▶ [Exercise 1]: In the passage on Italian politics, transcribe the words between "Italy would have" and "2008 to 2012.", inclusive.
▶ [Exercise 2]: Continue the passage on Italian politics after the collapse of the post–World War II system, starting after its final sentence.
### Extract to read ###
Italy would have done well if the events that brought about the collapse of the post–World War II political system had paved the way for a strong reform coalition like the one that appeared in the United States at the turn of the twentieth century. Unfortunately, events did not play out in this manner. The right was reorganized under the leadership of media magnate Silvio Berlusconi, who used his corporate empire to build a new base of support. He came to power at the head of a coalition that included the Northern League of Umberto Bossi and the neo-Fascist Alleanza Nazionale of Gianfranco Fini. These parties, plus Berlusconi's Forza Italia, picked up the pieces of the old Christian Democratic Party; versions of this coalition ruled Italy in 1994, from 2001 to 2006, and again from 2008 to 2012.
### Available data ###
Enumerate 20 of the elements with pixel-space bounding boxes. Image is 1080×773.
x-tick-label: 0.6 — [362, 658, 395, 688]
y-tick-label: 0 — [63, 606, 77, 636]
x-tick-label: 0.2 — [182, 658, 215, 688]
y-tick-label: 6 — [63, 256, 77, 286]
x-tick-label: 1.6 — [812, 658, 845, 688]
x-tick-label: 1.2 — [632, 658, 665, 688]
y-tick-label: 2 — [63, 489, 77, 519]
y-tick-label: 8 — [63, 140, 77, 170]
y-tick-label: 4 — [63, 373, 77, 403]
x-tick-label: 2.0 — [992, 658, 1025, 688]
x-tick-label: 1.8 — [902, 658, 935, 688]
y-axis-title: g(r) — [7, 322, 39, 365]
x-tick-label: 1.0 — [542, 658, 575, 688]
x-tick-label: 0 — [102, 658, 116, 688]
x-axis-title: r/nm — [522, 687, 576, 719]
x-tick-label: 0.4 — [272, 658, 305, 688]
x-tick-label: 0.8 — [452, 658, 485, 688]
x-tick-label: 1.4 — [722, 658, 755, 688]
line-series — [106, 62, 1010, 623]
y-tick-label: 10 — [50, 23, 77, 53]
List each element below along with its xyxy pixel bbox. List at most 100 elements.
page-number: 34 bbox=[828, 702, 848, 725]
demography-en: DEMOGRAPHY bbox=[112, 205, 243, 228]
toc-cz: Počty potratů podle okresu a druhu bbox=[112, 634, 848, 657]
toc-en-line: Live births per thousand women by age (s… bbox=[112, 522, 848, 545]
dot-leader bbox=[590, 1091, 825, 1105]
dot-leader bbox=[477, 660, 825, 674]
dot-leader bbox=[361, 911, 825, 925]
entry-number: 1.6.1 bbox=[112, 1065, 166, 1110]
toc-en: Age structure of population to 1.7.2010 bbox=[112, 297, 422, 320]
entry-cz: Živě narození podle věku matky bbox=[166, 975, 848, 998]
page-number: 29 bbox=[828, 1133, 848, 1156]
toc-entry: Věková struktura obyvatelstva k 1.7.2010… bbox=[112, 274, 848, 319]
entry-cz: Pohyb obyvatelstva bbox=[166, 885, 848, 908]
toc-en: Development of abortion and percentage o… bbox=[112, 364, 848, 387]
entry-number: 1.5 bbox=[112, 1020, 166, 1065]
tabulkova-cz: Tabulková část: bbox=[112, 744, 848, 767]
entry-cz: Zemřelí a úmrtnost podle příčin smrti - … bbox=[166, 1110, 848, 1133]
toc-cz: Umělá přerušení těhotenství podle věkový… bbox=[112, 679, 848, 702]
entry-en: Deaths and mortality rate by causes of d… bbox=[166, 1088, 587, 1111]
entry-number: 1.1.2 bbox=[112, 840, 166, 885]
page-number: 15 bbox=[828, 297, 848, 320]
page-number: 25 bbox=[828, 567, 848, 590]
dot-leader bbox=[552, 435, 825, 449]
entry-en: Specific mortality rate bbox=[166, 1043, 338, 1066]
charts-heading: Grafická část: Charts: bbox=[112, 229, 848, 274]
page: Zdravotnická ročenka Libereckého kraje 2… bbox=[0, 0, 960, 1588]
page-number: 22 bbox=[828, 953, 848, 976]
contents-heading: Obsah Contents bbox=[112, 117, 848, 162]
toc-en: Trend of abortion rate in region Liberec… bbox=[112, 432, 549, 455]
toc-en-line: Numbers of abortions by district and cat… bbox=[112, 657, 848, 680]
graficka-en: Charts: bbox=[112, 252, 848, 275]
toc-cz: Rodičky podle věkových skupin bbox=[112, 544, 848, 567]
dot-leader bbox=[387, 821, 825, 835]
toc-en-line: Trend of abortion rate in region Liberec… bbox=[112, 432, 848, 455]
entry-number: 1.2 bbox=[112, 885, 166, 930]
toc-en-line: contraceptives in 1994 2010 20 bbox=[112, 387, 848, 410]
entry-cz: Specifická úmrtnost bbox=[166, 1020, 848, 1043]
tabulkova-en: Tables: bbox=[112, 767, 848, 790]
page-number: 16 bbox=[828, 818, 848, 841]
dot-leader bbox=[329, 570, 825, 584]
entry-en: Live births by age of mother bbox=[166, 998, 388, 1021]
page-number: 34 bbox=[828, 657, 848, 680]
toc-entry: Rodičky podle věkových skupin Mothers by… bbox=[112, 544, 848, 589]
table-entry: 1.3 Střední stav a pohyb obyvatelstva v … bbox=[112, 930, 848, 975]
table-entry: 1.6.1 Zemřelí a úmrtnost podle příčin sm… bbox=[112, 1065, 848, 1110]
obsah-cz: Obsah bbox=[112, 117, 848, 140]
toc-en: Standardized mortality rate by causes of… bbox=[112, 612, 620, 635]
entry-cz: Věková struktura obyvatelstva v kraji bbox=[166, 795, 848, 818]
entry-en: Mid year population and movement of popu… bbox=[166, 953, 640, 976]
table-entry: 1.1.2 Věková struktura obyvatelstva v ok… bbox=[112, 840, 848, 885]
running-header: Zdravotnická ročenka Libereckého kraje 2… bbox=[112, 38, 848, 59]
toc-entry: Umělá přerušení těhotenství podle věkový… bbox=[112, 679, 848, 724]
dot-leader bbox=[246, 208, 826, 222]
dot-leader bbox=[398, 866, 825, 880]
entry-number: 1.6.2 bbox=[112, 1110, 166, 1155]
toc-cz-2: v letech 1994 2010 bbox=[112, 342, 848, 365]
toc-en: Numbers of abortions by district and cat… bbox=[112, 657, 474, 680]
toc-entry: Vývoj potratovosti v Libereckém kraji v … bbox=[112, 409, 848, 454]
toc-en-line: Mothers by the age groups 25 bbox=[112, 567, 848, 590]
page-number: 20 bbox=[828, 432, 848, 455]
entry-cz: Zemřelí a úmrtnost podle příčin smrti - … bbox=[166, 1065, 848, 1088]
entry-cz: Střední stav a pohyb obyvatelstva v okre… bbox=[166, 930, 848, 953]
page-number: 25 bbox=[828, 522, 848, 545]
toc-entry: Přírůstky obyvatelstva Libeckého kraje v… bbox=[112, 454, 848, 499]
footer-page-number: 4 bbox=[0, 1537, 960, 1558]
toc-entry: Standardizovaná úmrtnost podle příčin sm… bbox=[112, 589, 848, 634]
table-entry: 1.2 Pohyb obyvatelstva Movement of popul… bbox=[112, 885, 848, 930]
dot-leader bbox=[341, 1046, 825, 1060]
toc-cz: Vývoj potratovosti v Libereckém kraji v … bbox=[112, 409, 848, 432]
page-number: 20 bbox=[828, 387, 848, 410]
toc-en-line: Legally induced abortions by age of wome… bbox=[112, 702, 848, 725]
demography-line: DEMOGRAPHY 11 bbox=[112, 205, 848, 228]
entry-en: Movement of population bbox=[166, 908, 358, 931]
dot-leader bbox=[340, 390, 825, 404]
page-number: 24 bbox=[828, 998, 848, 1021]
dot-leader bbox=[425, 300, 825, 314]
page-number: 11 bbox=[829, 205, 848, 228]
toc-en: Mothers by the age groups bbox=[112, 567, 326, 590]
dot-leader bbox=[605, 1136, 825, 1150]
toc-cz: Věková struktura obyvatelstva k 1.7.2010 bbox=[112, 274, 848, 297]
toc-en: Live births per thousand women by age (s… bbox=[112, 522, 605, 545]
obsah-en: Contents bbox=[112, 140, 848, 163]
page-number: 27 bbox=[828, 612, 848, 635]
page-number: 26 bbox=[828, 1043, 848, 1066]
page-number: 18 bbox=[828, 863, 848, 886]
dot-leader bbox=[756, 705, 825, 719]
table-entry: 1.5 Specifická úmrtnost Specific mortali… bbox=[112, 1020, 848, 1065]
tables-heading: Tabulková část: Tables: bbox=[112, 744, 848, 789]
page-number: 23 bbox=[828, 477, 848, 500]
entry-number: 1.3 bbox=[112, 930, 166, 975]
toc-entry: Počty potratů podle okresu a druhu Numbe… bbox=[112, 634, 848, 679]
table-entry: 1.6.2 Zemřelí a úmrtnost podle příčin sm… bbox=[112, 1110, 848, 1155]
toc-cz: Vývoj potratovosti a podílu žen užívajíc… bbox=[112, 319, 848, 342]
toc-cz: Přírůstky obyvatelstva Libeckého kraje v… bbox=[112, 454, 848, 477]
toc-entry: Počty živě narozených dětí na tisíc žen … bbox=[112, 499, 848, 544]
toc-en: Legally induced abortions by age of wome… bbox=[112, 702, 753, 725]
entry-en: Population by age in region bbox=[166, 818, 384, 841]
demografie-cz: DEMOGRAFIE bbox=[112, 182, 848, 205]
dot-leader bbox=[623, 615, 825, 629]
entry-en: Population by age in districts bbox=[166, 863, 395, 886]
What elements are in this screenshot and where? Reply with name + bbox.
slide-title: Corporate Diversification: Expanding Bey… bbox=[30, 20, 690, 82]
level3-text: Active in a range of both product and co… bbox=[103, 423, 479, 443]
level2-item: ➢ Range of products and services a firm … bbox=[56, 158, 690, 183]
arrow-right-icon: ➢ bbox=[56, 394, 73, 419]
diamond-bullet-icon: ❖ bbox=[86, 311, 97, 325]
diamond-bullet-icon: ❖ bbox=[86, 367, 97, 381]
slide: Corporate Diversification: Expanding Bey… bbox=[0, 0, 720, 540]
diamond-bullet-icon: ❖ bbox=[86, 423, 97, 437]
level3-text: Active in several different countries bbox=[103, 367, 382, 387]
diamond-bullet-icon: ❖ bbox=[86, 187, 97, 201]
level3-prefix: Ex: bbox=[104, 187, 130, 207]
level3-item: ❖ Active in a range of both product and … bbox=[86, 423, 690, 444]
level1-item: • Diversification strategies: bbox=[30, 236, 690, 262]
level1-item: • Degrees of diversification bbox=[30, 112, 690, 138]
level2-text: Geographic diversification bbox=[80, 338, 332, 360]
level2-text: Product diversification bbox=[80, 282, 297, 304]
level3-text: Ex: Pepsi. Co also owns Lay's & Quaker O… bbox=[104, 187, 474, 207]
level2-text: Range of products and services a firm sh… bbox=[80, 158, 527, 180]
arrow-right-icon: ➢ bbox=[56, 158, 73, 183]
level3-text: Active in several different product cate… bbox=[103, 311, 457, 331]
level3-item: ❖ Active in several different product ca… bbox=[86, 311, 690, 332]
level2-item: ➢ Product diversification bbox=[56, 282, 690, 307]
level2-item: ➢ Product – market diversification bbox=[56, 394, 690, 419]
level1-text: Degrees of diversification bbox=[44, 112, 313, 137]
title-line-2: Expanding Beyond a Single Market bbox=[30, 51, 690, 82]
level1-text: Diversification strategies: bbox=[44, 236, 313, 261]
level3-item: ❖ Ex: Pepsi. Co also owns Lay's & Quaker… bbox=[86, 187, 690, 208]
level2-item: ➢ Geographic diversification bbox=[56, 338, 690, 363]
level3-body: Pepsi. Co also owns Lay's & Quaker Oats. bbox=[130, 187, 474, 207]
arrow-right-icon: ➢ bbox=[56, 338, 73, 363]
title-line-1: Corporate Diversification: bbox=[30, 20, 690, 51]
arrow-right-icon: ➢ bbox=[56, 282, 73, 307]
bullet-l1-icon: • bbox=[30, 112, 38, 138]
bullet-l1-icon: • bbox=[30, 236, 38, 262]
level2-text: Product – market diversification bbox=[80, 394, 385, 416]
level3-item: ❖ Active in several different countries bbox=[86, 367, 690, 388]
###
▶ [Exercise response 1]:
Italy would have done well if the events that brought about the collapse of the post–World War II political system had paved the way for a strong reform coalition like the one that appeared in the United States at the turn of the twentieth century. Unfortunately, events did not play out in this manner. The right was reorganized under the leadership of media magnate Silvio Berlusconi, who used his corporate empire to build a new base of support. He came to power at the head of a coalition that included the Northern League of Umberto Bossi and the neo-Fascist Alleanza Nazionale of Gianfranco Fini. These parties, plus Berlusconi's Forza Italia, picked up the pieces of the old Christian Democratic Party; versions of this coalition ruled Italy in 1994, from 2001 to 2006, and again from 2008 to 2012.

▶ [Exercise response 2]:
Berlusconi's public face was one of a modern, free-market politician in the Reagan-Thatcher mold who wanted to reduce taxes, reform and reduce the size of the Italian state, and make it run more effectively, like one of his businesses. Unfortunately, Berlusconi was himself the product of the old system, a politician with a clientelistic mind-set who simply brought new media techniques to bear. If the essence of a modern state is the strict separation of public and private interest, Berlusconi moved in exactly the opposite direction, using his own business holdings in newspapers, television, and sports teams to build a mass political base. Not only did he fail to initiate, in any of his three terms, any serious reforms of the Italian public sector, he launched a broad attack on the independent judiciary and its corruption investigations against him. Operation Clean Hands, which had helped destroy the old party system, was itself undermined by his ministerial choices and decrees shielding various defendants.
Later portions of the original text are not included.